TASK OBJECTIVE: Count lines with the string "JSON" in them. State the number alone.

Data entries for graphics:
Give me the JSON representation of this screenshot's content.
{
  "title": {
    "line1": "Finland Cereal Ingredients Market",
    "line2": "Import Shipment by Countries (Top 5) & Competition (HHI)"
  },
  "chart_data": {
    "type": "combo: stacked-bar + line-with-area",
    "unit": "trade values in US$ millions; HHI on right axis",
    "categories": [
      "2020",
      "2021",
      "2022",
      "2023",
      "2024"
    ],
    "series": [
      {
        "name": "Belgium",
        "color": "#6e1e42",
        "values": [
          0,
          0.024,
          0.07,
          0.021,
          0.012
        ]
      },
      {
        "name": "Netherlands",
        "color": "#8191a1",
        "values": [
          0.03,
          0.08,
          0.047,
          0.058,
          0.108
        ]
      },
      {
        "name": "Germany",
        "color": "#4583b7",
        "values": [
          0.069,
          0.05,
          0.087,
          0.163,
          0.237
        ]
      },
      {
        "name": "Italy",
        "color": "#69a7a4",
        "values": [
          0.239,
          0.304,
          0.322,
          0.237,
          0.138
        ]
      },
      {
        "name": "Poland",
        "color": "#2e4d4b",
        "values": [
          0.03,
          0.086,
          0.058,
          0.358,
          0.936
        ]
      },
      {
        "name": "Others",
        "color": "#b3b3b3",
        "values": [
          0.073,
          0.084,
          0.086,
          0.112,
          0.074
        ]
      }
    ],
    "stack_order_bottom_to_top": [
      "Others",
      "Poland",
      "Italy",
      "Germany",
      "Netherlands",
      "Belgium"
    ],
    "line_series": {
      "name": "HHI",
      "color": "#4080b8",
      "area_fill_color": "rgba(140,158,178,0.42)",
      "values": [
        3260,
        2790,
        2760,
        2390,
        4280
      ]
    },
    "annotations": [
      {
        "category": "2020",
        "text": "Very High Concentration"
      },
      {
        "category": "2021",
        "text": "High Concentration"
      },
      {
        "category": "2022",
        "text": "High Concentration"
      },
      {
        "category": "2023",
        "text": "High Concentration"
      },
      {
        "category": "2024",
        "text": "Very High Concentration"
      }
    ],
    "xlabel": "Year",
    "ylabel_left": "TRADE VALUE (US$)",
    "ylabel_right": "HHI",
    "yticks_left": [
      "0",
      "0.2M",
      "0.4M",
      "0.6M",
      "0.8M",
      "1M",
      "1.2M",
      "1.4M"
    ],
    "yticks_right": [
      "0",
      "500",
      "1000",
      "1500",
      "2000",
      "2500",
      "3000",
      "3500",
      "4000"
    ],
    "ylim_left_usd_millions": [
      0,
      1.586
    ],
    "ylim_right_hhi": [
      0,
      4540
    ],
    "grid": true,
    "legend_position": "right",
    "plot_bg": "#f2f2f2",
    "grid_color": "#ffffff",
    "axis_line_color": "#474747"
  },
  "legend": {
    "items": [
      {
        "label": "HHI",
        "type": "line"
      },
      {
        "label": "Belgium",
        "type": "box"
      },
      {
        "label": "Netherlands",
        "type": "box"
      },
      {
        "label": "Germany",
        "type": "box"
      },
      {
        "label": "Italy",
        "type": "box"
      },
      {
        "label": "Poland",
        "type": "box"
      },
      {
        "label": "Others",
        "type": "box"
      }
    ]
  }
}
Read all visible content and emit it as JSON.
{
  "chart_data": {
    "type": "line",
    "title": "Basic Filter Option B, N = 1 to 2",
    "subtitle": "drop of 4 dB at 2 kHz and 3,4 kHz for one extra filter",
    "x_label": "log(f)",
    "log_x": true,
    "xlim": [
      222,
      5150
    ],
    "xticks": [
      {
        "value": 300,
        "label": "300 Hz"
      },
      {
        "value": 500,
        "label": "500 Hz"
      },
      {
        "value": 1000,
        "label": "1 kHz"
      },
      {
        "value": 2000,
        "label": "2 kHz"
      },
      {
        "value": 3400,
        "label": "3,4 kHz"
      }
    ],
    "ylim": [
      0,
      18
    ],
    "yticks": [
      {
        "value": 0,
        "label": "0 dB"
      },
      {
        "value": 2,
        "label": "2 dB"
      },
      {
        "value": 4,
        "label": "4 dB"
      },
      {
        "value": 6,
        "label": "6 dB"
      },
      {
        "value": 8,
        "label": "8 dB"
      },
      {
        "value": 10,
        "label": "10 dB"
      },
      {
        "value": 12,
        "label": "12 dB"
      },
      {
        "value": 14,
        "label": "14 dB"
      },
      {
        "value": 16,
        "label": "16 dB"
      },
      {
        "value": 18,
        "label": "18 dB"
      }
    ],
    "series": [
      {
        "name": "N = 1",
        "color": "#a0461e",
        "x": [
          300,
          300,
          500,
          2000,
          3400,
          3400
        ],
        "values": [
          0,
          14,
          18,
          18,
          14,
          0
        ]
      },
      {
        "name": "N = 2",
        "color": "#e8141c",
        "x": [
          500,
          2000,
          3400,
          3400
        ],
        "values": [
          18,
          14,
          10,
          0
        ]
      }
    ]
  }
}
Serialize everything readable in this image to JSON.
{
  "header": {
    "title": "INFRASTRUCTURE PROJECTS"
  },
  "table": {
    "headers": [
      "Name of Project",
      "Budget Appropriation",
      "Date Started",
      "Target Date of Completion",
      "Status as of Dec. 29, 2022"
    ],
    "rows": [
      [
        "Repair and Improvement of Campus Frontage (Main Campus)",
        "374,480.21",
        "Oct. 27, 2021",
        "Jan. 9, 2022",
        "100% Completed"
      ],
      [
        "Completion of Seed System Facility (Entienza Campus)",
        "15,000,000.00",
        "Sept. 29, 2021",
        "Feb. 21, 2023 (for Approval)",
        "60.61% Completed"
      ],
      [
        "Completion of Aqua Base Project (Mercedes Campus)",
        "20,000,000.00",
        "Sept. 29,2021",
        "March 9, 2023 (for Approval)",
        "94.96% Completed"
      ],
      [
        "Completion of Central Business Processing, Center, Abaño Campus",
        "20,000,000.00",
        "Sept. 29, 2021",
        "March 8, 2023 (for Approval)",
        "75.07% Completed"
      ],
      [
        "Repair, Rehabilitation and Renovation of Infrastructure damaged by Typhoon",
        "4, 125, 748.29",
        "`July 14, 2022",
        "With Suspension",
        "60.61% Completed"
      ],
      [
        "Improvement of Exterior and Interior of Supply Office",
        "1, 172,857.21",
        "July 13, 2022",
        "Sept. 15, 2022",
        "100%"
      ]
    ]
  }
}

THE COMPLETED TASK: 3